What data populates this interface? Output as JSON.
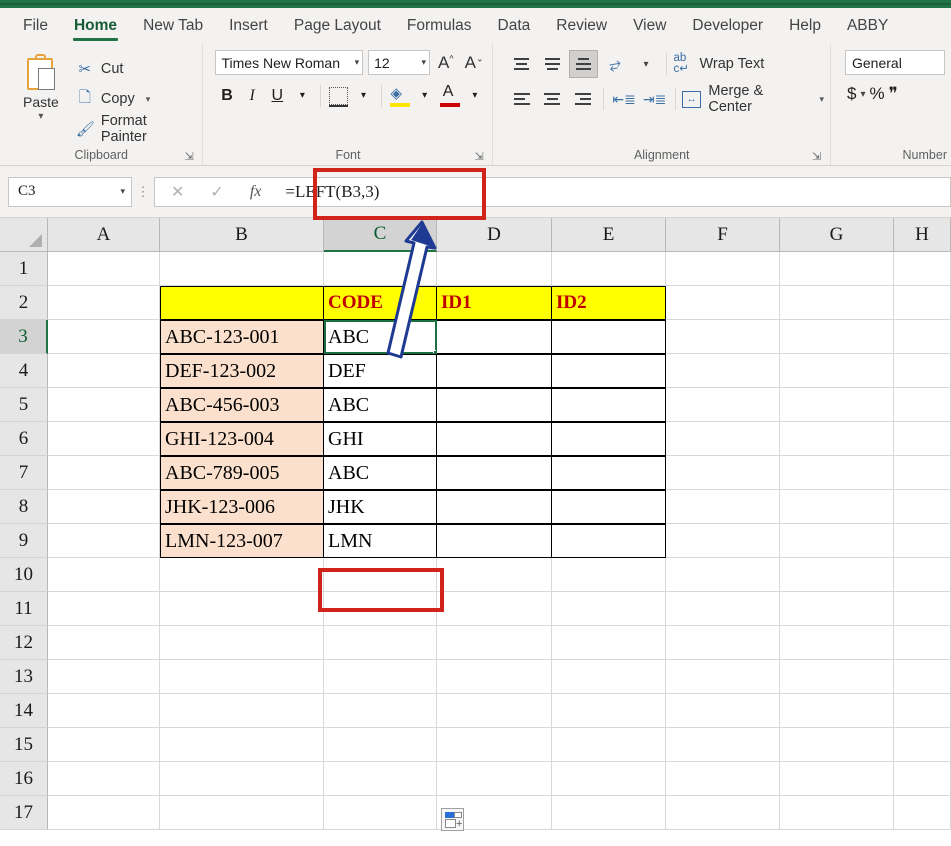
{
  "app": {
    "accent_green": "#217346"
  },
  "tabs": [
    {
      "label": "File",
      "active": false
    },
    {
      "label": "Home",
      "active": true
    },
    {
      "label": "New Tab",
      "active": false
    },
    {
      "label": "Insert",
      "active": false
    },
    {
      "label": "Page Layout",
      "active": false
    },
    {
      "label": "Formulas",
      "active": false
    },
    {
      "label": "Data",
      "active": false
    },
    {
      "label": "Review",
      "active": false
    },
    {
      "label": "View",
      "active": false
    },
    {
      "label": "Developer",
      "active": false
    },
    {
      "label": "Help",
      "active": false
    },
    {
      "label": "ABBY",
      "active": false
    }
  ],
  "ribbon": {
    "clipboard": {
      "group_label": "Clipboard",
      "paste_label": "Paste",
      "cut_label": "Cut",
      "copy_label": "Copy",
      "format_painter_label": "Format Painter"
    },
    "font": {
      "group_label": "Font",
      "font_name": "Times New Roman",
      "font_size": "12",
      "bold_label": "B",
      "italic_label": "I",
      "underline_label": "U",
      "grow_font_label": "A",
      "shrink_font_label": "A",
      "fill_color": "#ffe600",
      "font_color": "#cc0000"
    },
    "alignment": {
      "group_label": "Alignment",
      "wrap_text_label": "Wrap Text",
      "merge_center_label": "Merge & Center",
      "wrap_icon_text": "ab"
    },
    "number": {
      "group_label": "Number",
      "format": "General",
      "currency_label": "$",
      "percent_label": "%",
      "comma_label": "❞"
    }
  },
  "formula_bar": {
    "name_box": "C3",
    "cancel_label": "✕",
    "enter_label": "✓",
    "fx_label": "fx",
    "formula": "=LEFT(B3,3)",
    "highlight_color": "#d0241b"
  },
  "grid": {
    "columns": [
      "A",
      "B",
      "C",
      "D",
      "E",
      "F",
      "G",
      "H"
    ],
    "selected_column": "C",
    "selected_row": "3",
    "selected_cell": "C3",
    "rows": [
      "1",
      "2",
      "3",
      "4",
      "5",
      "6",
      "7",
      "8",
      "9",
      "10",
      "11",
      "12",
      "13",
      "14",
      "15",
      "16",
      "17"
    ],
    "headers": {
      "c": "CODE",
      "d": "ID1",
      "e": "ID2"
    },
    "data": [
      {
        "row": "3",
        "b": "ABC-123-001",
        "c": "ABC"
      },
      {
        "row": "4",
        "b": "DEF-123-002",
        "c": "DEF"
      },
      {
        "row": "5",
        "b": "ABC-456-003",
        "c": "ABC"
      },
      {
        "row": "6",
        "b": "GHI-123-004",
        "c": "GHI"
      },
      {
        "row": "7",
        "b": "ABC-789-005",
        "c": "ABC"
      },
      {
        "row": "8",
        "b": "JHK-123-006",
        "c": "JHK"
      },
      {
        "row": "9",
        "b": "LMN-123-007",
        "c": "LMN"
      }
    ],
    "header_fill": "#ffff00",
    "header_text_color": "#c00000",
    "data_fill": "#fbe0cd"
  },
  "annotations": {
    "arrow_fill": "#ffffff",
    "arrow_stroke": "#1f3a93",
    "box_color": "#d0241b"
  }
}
* * *
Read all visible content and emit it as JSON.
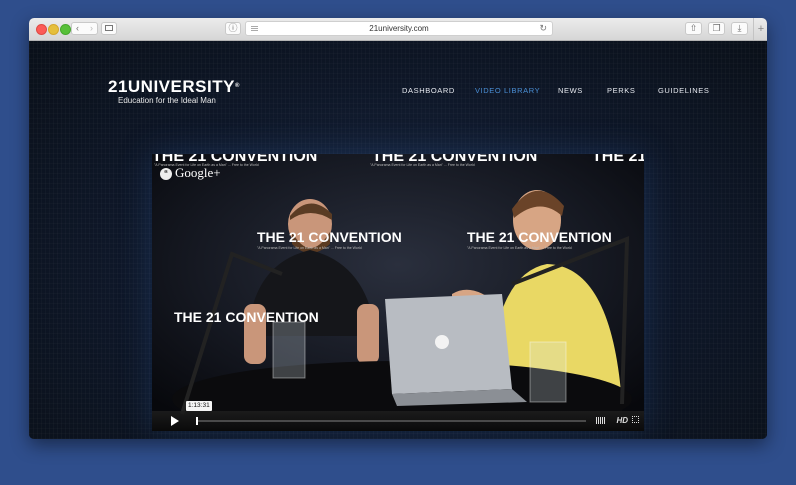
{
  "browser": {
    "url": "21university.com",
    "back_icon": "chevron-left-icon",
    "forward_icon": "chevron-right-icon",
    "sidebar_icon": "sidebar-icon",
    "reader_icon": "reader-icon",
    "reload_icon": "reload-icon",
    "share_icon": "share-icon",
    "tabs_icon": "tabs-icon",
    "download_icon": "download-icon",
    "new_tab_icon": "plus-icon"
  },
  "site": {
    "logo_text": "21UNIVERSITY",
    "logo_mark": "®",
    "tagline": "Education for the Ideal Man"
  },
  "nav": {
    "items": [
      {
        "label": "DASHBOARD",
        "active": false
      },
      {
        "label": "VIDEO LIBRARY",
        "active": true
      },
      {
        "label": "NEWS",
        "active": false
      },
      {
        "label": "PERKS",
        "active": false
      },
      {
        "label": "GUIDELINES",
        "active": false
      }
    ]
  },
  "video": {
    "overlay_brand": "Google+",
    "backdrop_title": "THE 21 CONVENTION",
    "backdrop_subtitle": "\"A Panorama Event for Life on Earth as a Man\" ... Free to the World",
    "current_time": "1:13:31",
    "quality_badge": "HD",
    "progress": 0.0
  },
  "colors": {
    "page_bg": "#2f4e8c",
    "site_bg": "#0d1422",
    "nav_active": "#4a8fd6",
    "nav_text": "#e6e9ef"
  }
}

** GOAL OF THE EXERCISE **
Only lines with the string "chevron" belong in your answer; copy each one.

** REPLY TO THE EXERCISE **
    "back_icon": "chevron-left-icon",
    "forward_icon": "chevron-right-icon",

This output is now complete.